● MATERIAL PROVIDED
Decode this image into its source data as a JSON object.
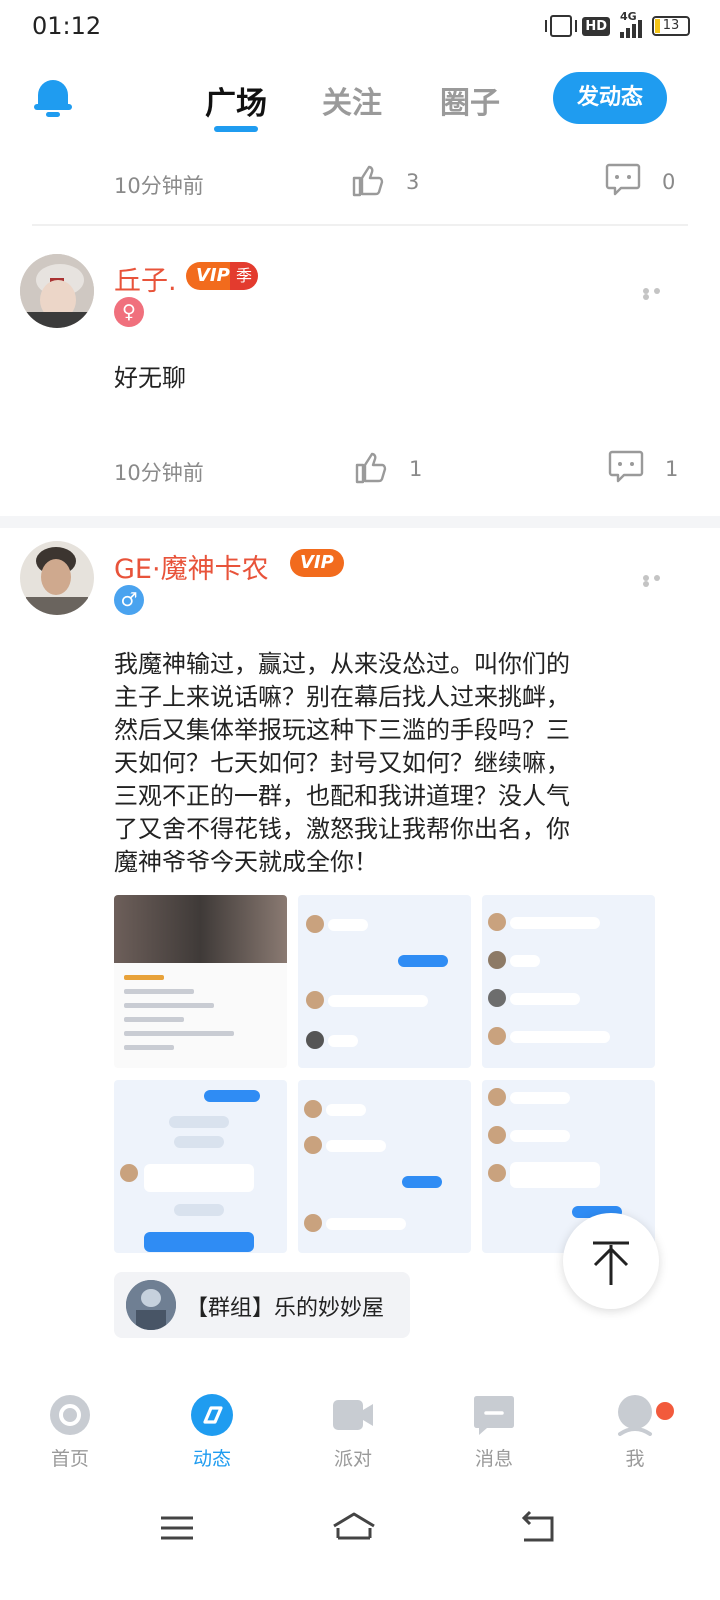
{
  "status_bar": {
    "time": "01:12",
    "hd_label": "HD",
    "network_label": "4G",
    "battery": "13"
  },
  "header": {
    "tabs": [
      {
        "label": "广场",
        "active": true
      },
      {
        "label": "关注",
        "active": false
      },
      {
        "label": "圈子",
        "active": false
      }
    ],
    "post_button": "发动态",
    "accent_color": "#1f9cf0"
  },
  "feed": {
    "posts": [
      {
        "time": "10分钟前",
        "likes": "3",
        "comments": "0"
      },
      {
        "username": "丘子.",
        "vip_badge": "VIP",
        "vip_season": "季",
        "gender": "♀",
        "text": "好无聊",
        "time": "10分钟前",
        "likes": "1",
        "comments": "1"
      },
      {
        "username": "GE·魔神卡农",
        "vip_badge": "VIP",
        "gender": "♂",
        "text_lines": [
          "我魔神输过，赢过，从来没怂过。叫你们的",
          "主子上来说话嘛？别在幕后找人过来挑衅，",
          "然后又集体举报玩这种下三滥的手段吗？三",
          "天如何？七天如何？封号又如何？继续嘛，",
          "三观不正的一群，也配和我讲道理？没人气",
          "了又舍不得花钱，激怒我让我帮你出名，你",
          "魔神爷爷今天就成全你！"
        ],
        "group": "【群组】乐的妙妙屋"
      }
    ]
  },
  "bottom_nav": {
    "items": [
      {
        "label": "首页",
        "icon": "home-icon"
      },
      {
        "label": "动态",
        "icon": "feed-icon",
        "active": true
      },
      {
        "label": "派对",
        "icon": "video-icon"
      },
      {
        "label": "消息",
        "icon": "message-icon"
      },
      {
        "label": "我",
        "icon": "profile-icon"
      }
    ]
  },
  "colors": {
    "accent": "#1f9cf0",
    "username": "#e8533a",
    "vip": "#f26b1d",
    "notification": "#f25a3c"
  }
}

● REQUIRED TASK
Return the entries unchanged, save for the pictures, which do not belong in the copy.

● WRITTEN ANSWER
Decode this image into its source data as a JSON object.
{
  "status_bar": {
    "time": "01:12",
    "hd_label": "HD",
    "network_label": "4G",
    "battery": "13"
  },
  "header": {
    "tabs": [
      {
        "label": "广场",
        "active": true
      },
      {
        "label": "关注",
        "active": false
      },
      {
        "label": "圈子",
        "active": false
      }
    ],
    "post_button": "发动态",
    "accent_color": "#1f9cf0"
  },
  "feed": {
    "posts": [
      {
        "time": "10分钟前",
        "likes": "3",
        "comments": "0"
      },
      {
        "username": "丘子.",
        "vip_badge": "VIP",
        "vip_season": "季",
        "gender": "♀",
        "text": "好无聊",
        "time": "10分钟前",
        "likes": "1",
        "comments": "1"
      },
      {
        "username": "GE·魔神卡农",
        "vip_badge": "VIP",
        "gender": "♂",
        "text_lines": [
          "我魔神输过，赢过，从来没怂过。叫你们的",
          "主子上来说话嘛？别在幕后找人过来挑衅，",
          "然后又集体举报玩这种下三滥的手段吗？三",
          "天如何？七天如何？封号又如何？继续嘛，",
          "三观不正的一群，也配和我讲道理？没人气",
          "了又舍不得花钱，激怒我让我帮你出名，你",
          "魔神爷爷今天就成全你！"
        ],
        "group": "【群组】乐的妙妙屋"
      }
    ]
  },
  "bottom_nav": {
    "items": [
      {
        "label": "首页",
        "icon": "home-icon"
      },
      {
        "label": "动态",
        "icon": "feed-icon",
        "active": true
      },
      {
        "label": "派对",
        "icon": "video-icon"
      },
      {
        "label": "消息",
        "icon": "message-icon"
      },
      {
        "label": "我",
        "icon": "profile-icon"
      }
    ]
  },
  "colors": {
    "accent": "#1f9cf0",
    "username": "#e8533a",
    "vip": "#f26b1d",
    "notification": "#f25a3c"
  }
}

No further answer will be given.